* [EXERCISE DESCRIPTION] Scan the data below for the string "type". Copy every line where it appears.

* [EXERCISE INPUTS]
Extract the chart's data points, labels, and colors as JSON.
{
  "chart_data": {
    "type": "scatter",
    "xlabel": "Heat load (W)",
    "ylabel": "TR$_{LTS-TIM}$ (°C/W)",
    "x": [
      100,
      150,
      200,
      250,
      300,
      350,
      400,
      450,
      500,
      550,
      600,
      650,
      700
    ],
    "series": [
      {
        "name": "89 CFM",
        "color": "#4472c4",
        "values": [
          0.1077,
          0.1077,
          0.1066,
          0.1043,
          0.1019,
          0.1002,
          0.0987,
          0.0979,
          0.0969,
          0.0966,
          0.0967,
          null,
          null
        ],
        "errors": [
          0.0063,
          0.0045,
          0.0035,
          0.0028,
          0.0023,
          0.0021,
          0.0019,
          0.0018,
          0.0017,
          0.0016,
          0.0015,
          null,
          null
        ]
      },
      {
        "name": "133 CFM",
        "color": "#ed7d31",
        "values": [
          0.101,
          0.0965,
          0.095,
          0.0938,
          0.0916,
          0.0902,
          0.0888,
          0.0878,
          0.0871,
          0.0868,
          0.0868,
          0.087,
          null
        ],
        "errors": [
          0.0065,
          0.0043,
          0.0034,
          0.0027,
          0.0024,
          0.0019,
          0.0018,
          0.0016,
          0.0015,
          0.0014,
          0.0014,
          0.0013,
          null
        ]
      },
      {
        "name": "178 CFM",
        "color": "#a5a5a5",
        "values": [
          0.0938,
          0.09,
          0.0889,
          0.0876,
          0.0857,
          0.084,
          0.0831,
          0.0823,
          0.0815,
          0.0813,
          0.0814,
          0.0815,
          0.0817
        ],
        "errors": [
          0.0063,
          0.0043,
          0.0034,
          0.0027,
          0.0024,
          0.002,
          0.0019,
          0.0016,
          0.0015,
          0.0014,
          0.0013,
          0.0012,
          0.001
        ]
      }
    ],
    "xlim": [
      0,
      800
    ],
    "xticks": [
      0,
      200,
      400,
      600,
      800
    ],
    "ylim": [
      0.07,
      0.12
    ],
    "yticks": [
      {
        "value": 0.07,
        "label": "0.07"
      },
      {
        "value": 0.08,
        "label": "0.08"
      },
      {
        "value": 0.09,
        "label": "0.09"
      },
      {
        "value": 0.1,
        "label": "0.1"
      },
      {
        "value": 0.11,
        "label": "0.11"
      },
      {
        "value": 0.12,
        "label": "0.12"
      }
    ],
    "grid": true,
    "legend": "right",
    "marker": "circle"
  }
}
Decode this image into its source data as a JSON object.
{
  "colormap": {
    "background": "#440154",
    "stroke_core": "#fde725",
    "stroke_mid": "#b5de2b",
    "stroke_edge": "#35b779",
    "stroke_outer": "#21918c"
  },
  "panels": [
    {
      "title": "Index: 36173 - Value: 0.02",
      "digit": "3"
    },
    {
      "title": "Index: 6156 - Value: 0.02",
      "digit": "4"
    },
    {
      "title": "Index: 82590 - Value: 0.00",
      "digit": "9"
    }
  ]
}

--

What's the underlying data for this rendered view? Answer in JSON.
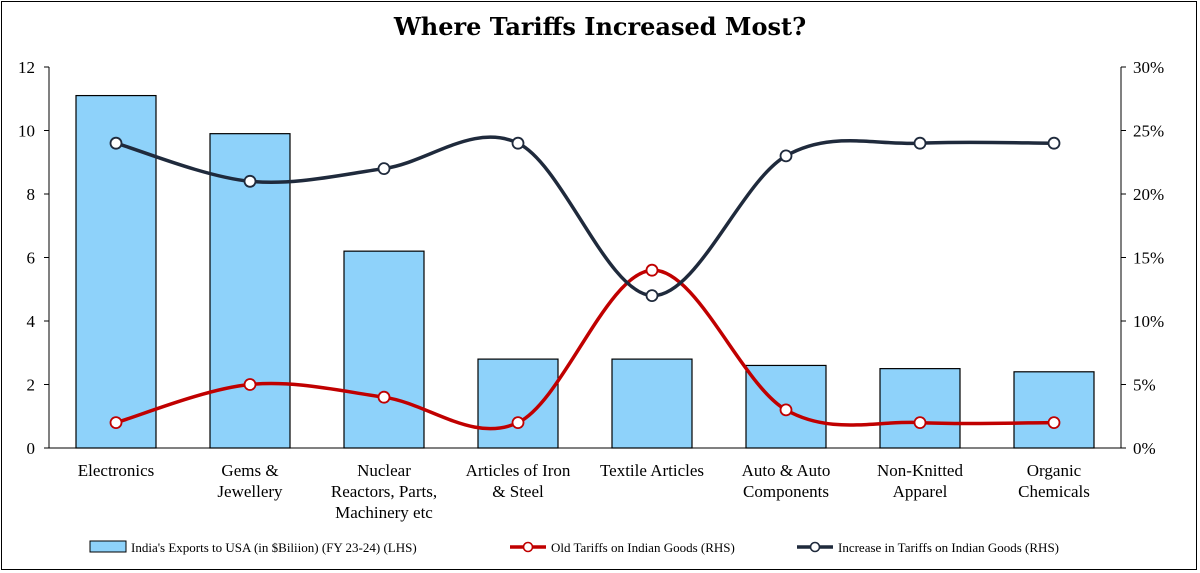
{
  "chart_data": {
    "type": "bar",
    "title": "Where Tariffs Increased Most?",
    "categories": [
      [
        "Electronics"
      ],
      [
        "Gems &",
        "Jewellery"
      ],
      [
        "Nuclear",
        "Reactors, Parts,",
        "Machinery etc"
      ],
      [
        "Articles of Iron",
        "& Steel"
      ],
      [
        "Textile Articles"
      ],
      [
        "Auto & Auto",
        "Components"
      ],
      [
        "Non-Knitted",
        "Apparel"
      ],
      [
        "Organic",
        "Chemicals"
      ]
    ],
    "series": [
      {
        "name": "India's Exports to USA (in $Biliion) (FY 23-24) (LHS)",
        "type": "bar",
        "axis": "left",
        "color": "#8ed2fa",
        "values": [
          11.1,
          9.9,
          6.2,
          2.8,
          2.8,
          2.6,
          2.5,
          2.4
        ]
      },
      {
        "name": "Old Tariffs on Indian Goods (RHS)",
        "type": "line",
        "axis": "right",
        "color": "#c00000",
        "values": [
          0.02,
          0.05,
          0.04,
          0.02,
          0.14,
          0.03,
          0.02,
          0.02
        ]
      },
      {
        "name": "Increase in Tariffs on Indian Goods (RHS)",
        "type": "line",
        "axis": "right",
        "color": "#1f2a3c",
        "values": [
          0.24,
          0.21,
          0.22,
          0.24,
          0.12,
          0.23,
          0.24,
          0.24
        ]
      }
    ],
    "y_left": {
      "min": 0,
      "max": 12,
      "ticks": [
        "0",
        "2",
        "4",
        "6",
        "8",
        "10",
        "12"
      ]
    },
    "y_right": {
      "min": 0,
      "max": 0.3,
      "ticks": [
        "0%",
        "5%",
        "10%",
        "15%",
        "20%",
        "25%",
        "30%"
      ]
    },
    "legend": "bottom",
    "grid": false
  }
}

* [RESULT OF THE TASK]
    "type": "scatter",
    "type": "bar",
        "type": "bar",
        "type": "line",
        "type": "line",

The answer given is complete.